ASSIGNMENT: Your task is to output the entries below word for word.

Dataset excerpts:
================

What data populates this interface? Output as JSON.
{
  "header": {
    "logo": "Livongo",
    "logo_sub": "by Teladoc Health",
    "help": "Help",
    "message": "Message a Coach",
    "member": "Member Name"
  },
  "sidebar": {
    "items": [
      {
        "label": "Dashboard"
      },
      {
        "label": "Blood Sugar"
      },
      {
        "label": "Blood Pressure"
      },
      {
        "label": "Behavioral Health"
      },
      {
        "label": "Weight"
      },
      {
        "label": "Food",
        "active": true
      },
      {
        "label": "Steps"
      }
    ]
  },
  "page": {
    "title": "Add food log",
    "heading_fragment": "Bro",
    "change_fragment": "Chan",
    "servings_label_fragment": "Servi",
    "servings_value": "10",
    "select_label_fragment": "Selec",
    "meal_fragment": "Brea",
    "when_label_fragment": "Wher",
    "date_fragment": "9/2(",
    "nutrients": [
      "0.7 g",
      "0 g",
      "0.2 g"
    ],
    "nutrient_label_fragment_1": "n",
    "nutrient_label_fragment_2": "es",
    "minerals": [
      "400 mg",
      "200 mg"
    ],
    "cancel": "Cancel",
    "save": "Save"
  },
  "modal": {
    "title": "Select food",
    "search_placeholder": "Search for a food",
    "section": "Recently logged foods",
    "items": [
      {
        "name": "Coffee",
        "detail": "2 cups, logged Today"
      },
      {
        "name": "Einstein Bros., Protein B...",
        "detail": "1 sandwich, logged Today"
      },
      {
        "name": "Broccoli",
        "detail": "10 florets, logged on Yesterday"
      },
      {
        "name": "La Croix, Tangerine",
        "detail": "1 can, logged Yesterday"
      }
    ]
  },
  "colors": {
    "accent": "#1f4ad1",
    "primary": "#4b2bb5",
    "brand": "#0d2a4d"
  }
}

================

RESPONSE FOR THIS EXERCISE:
What data populates this interface? Output as JSON.
{
  "header": {
    "logo": "Livongo",
    "logo_sub": "by Teladoc Health",
    "help": "Help",
    "message": "Message a Coach",
    "member": "Member Name"
  },
  "sidebar": {
    "items": [
      {
        "label": "Dashboard"
      },
      {
        "label": "Blood Sugar"
      },
      {
        "label": "Blood Pressure"
      },
      {
        "label": "Behavioral Health"
      },
      {
        "label": "Weight"
      },
      {
        "label": "Food",
        "active": true
      },
      {
        "label": "Steps"
      }
    ]
  },
  "page": {
    "title": "Add food log",
    "heading_fragment": "Bro",
    "change_fragment": "Chan",
    "servings_label_fragment": "Servi",
    "servings_value": "10",
    "select_label_fragment": "Selec",
    "meal_fragment": "Brea",
    "when_label_fragment": "Wher",
    "date_fragment": "9/2(",
    "nutrients": [
      "0.7 g",
      "0 g",
      "0.2 g"
    ],
    "nutrient_label_fragment_1": "n",
    "nutrient_label_fragment_2": "es",
    "minerals": [
      "400 mg",
      "200 mg"
    ],
    "cancel": "Cancel",
    "save": "Save"
  },
  "modal": {
    "title": "Select food",
    "search_placeholder": "Search for a food",
    "section": "Recently logged foods",
    "items": [
      {
        "name": "Coffee",
        "detail": "2 cups, logged Today"
      },
      {
        "name": "Einstein Bros., Protein B...",
        "detail": "1 sandwich, logged Today"
      },
      {
        "name": "Broccoli",
        "detail": "10 florets, logged on Yesterday"
      },
      {
        "name": "La Croix, Tangerine",
        "detail": "1 can, logged Yesterday"
      }
    ]
  },
  "colors": {
    "accent": "#1f4ad1",
    "primary": "#4b2bb5",
    "brand": "#0d2a4d"
  }
}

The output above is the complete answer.